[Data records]
** begin **
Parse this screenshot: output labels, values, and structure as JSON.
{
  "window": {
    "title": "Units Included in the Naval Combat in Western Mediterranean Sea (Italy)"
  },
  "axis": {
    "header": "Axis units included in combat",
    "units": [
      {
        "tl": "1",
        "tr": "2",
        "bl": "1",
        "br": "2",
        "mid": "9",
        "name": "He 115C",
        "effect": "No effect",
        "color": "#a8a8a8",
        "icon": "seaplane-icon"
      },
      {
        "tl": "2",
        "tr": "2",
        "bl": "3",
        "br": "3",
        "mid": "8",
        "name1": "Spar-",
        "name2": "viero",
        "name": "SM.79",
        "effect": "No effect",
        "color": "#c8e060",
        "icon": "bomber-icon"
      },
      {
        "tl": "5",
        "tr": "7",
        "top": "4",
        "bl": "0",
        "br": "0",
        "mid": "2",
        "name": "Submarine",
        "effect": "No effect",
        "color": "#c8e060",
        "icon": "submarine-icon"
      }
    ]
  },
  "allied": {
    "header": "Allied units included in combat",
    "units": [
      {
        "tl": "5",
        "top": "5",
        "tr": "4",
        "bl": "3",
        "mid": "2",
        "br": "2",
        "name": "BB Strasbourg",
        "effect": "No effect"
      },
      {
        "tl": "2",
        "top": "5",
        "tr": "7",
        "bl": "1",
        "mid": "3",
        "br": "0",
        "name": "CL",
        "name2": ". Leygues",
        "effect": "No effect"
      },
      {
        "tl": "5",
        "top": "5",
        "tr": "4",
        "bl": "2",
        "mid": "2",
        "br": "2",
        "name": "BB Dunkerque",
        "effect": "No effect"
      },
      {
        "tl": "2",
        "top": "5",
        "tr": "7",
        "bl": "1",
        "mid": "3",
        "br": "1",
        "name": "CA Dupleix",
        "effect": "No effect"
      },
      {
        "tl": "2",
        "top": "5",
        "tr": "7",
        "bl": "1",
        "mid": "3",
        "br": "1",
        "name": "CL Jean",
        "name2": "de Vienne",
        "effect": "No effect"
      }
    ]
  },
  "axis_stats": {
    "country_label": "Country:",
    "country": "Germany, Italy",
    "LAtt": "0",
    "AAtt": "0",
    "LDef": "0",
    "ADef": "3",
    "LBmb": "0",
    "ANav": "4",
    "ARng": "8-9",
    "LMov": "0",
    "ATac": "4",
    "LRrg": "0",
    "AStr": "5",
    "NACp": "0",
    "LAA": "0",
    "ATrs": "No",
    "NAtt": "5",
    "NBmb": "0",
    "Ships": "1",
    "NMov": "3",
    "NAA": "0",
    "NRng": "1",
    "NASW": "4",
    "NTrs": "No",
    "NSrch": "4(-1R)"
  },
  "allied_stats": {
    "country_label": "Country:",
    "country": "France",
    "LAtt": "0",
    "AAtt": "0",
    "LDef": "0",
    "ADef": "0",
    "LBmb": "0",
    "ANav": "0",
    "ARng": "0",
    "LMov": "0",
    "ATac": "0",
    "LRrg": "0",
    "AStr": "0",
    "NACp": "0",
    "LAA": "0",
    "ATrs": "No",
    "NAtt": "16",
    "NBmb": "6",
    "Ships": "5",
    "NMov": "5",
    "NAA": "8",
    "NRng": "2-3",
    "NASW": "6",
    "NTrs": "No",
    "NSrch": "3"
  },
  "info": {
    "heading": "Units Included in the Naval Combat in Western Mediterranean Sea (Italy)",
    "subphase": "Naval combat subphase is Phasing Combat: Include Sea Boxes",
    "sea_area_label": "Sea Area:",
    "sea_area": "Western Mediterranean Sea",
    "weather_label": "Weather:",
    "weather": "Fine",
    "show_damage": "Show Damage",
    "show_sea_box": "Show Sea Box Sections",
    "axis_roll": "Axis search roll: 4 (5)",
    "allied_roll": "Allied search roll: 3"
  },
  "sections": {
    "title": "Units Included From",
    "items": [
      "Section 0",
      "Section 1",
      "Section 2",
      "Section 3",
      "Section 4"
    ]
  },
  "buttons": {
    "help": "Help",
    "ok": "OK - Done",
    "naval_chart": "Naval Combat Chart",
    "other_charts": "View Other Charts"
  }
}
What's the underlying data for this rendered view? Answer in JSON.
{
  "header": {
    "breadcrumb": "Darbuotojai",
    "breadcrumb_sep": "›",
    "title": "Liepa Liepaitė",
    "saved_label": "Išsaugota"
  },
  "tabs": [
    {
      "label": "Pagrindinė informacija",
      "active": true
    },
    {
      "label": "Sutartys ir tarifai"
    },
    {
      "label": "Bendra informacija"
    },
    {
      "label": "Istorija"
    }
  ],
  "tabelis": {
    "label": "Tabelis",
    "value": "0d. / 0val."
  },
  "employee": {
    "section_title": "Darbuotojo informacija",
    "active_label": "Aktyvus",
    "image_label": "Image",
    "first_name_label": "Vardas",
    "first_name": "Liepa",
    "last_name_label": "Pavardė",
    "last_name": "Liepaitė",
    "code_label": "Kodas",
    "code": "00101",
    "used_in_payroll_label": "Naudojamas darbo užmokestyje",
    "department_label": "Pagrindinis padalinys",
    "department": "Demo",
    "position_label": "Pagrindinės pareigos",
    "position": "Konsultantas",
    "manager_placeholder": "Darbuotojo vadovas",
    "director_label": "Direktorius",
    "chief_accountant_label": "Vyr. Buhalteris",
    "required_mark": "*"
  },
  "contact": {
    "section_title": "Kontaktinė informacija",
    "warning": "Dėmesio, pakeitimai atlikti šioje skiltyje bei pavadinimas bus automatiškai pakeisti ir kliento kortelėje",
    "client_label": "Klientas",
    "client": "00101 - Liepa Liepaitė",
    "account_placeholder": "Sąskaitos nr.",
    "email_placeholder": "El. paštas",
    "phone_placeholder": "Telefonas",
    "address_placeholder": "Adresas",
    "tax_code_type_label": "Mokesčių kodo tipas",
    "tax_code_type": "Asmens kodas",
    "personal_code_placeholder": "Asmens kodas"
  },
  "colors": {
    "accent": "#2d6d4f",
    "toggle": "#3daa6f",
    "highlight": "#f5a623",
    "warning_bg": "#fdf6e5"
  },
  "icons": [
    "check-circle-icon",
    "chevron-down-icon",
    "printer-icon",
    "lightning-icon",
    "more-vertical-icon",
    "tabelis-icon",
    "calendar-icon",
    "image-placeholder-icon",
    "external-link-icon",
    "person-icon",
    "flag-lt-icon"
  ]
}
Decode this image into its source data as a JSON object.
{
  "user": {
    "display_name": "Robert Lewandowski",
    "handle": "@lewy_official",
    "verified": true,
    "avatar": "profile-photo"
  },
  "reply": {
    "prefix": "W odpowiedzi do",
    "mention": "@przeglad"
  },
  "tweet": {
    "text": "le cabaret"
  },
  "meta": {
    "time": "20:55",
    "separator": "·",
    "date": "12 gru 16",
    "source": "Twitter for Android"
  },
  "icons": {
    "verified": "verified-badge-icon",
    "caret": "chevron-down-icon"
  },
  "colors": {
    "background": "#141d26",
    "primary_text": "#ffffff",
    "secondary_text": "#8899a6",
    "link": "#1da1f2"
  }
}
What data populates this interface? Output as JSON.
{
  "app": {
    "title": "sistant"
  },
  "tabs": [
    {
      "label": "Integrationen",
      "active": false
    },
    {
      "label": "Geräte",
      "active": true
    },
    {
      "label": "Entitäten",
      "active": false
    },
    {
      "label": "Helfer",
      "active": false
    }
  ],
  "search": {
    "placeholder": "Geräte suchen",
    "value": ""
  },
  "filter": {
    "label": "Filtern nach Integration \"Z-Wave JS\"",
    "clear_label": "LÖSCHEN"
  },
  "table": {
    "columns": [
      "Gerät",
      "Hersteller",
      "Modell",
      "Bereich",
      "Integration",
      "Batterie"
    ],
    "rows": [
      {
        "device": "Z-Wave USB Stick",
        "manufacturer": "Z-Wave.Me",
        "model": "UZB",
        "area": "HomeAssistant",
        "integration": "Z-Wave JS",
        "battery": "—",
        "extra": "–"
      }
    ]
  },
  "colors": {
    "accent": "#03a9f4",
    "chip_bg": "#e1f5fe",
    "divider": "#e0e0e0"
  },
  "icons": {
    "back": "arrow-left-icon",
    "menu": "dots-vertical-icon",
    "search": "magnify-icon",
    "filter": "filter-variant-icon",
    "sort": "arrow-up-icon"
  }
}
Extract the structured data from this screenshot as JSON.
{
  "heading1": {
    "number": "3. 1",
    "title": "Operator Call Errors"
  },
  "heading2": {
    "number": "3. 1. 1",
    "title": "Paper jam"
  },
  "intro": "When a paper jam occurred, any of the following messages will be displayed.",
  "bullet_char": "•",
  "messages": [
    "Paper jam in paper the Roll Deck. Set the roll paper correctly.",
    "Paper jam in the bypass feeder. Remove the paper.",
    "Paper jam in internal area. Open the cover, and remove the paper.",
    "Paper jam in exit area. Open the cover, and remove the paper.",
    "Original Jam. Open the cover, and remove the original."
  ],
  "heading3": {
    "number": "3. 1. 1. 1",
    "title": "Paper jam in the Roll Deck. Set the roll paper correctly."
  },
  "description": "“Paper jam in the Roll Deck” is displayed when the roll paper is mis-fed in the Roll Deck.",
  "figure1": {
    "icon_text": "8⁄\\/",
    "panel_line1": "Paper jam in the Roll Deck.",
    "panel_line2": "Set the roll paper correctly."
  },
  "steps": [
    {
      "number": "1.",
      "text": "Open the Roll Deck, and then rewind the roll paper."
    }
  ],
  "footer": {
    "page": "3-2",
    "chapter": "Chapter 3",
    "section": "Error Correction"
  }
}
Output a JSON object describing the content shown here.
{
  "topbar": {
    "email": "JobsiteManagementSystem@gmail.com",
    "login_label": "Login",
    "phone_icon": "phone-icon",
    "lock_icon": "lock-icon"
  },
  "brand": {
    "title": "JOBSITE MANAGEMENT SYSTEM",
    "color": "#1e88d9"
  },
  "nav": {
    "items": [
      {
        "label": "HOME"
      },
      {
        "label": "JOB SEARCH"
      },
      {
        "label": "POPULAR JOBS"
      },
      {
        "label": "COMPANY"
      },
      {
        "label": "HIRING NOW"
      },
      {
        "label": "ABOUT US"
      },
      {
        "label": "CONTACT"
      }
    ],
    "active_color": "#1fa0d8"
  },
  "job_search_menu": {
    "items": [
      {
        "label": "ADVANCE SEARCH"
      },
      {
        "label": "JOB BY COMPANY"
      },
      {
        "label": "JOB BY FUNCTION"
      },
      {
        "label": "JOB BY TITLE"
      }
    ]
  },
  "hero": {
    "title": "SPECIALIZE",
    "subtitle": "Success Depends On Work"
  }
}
** end **
- **GIVEN PROBLEM**: Give the count of lines in the data above that hold the string "down", with no additional words.

- **RESPONSE**: 2